PROMPT - Show every line in the records below that contains the word "维系医术的圣洁和荣誉".

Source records
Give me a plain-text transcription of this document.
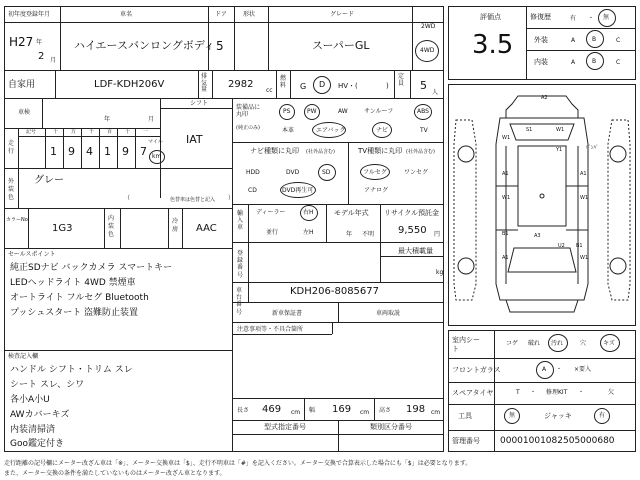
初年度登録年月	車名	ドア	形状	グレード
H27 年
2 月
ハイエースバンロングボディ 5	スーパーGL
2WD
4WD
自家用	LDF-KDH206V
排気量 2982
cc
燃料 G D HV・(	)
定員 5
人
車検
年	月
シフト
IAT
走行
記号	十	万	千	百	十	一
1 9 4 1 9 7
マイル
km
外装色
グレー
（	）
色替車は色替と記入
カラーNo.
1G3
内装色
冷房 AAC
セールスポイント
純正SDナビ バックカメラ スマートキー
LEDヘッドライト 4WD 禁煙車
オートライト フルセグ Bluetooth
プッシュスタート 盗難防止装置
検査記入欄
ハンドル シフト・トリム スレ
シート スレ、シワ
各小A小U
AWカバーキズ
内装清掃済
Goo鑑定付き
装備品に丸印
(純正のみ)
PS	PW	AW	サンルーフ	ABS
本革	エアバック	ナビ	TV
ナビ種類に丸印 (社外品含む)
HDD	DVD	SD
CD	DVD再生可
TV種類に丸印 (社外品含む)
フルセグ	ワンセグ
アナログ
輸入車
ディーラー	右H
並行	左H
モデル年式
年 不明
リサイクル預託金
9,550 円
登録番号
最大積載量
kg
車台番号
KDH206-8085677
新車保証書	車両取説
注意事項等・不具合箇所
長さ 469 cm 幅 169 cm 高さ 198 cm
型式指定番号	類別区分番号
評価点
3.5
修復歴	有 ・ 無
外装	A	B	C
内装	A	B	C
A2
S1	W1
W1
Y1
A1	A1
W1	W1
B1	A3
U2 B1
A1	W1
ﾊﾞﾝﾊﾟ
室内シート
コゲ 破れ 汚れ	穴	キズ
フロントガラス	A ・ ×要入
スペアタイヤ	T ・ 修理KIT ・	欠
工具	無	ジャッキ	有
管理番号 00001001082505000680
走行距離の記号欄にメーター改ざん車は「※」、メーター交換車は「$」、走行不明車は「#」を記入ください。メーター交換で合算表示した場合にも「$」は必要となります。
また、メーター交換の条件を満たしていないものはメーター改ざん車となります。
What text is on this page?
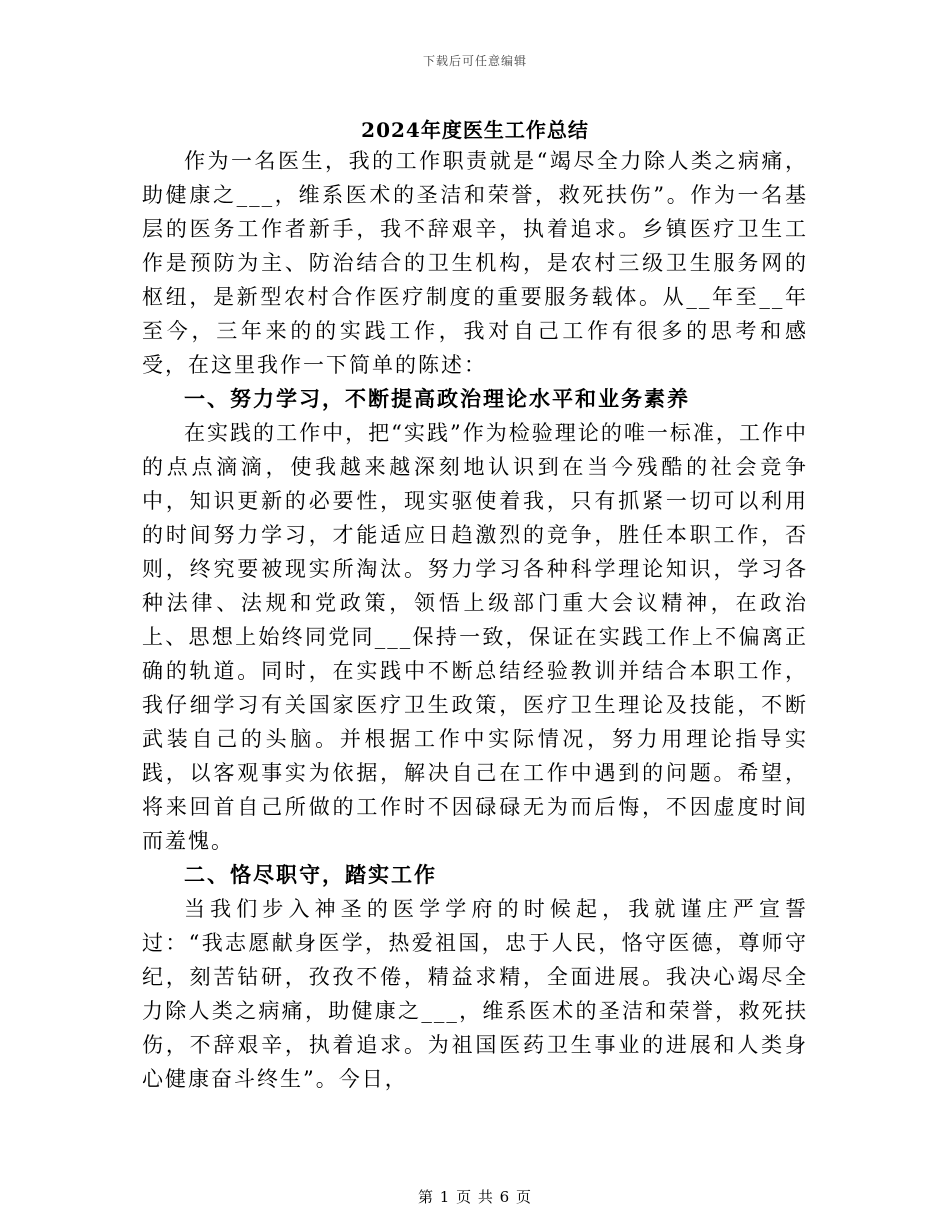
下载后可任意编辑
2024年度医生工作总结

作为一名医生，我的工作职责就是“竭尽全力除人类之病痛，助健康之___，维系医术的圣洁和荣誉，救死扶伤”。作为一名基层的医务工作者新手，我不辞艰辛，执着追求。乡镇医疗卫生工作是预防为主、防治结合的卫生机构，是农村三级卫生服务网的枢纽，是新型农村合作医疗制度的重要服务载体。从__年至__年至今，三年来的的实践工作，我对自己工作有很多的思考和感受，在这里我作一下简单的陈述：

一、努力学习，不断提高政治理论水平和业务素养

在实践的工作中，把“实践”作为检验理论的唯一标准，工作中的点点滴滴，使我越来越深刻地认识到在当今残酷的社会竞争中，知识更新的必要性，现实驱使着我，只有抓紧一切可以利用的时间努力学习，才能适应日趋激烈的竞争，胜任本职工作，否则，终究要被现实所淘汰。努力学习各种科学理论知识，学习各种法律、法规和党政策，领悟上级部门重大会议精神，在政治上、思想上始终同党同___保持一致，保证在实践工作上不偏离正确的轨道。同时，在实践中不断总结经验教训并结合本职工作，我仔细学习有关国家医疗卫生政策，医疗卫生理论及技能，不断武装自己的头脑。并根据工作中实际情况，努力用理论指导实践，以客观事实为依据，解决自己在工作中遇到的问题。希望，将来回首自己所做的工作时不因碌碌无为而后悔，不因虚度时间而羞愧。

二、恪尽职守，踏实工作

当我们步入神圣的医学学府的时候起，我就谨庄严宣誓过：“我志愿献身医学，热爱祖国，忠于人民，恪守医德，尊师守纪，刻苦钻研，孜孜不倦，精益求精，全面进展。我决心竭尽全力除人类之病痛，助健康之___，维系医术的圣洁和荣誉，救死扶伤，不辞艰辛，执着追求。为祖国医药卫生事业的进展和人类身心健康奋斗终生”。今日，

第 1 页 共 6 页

EXPECTED ANSWER -
作为一名医生，我的工作职责就是“竭尽全力除人类之病痛，助健康之___，维系医术的圣洁和荣誉，救死扶伤”。作为一名基层的医务工作者新手，我不辞艰辛，执着追求。乡镇医疗卫生工作是预防为主、防治结合的卫生机构，是农村三级卫生服务网的枢纽，是新型农村合作医疗制度的重要服务载体。从__年至__年至今，三年来的的实践工作，我对自己工作有很多的思考和感受，在这里我作一下简单的陈述：
当我们步入神圣的医学学府的时候起，我就谨庄严宣誓过：“我志愿献身医学，热爱祖国，忠于人民，恪守医德，尊师守纪，刻苦钻研，孜孜不倦，精益求精，全面进展。我决心竭尽全力除人类之病痛，助健康之___，维系医术的圣洁和荣誉，救死扶伤，不辞艰辛，执着追求。为祖国医药卫生事业的进展和人类身心健康奋斗终生”。今日，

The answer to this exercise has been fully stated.